▶ _Direction_
What is the number of lines in the entries that include the word "name"? Respond with the number only.

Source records
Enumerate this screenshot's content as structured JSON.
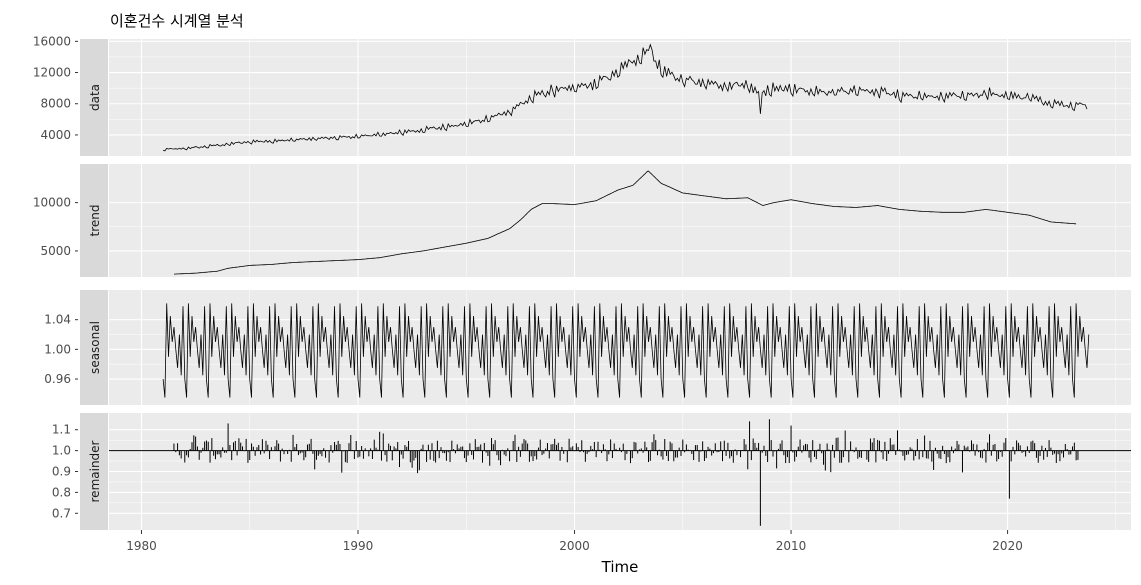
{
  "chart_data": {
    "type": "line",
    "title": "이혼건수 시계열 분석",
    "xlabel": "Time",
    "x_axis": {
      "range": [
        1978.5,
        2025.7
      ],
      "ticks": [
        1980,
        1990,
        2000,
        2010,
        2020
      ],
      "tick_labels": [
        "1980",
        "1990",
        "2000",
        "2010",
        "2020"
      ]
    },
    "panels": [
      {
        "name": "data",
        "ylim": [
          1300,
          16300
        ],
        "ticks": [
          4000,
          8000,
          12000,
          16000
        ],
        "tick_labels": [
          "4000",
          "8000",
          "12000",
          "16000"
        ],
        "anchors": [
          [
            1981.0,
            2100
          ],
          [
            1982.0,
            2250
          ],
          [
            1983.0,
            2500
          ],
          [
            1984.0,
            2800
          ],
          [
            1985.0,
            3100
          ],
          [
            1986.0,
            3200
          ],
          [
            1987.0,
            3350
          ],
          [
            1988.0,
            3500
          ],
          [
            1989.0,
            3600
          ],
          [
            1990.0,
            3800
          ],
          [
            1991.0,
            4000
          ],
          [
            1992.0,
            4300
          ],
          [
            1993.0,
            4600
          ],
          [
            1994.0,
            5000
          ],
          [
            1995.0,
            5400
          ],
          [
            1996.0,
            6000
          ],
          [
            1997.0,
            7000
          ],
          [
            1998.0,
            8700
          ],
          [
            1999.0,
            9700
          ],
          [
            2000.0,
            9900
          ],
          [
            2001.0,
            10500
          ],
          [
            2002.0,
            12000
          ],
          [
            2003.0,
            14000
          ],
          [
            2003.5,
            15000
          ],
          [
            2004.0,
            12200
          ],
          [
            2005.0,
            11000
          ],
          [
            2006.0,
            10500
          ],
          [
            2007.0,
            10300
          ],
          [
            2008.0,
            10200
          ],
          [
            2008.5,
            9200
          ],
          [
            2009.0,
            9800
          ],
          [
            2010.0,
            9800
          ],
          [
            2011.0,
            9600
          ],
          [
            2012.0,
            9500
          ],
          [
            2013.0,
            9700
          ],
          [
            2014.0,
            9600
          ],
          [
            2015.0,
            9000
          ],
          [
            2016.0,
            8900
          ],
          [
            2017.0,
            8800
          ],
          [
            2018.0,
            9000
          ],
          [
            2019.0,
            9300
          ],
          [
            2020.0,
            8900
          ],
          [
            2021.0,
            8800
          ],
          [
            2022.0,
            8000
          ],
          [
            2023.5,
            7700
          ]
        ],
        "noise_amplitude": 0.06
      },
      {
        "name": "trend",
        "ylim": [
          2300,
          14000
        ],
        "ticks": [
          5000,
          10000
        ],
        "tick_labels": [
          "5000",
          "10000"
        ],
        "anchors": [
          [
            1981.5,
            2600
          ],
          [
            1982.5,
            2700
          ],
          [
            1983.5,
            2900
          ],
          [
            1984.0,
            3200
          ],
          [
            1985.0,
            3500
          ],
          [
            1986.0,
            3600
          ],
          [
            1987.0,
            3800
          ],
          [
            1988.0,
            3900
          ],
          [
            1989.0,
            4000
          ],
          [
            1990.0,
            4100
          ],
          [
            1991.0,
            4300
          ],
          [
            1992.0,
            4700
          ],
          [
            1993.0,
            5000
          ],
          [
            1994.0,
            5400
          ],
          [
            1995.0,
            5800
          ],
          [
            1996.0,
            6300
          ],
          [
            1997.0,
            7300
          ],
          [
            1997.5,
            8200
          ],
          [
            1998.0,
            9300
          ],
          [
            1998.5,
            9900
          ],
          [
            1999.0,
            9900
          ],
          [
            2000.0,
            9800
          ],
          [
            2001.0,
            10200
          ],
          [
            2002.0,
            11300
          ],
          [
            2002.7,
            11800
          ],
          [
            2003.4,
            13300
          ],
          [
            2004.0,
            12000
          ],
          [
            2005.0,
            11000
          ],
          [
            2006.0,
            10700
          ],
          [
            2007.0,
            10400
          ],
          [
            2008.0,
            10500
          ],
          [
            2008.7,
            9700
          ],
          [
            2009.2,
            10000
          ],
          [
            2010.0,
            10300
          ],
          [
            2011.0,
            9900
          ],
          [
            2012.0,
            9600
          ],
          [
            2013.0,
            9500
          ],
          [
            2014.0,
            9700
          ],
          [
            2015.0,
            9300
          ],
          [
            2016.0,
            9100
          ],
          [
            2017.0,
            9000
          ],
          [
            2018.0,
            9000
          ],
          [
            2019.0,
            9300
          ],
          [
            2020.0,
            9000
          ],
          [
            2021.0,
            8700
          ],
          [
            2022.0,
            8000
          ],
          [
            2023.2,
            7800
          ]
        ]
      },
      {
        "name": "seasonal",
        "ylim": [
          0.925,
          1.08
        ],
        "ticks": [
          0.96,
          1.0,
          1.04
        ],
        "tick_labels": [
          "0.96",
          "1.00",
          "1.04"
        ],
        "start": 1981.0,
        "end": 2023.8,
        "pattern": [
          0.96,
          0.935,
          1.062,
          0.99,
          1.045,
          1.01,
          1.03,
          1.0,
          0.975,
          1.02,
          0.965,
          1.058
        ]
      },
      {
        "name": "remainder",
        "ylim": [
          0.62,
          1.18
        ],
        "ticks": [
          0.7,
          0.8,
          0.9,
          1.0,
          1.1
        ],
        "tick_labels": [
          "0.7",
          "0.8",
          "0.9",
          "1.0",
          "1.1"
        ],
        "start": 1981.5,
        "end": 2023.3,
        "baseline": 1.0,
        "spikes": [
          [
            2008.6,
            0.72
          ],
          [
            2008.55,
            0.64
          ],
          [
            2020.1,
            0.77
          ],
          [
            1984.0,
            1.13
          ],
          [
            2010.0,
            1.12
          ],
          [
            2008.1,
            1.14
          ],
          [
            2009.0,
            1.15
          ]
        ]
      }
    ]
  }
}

▶ _Exercise solution_
4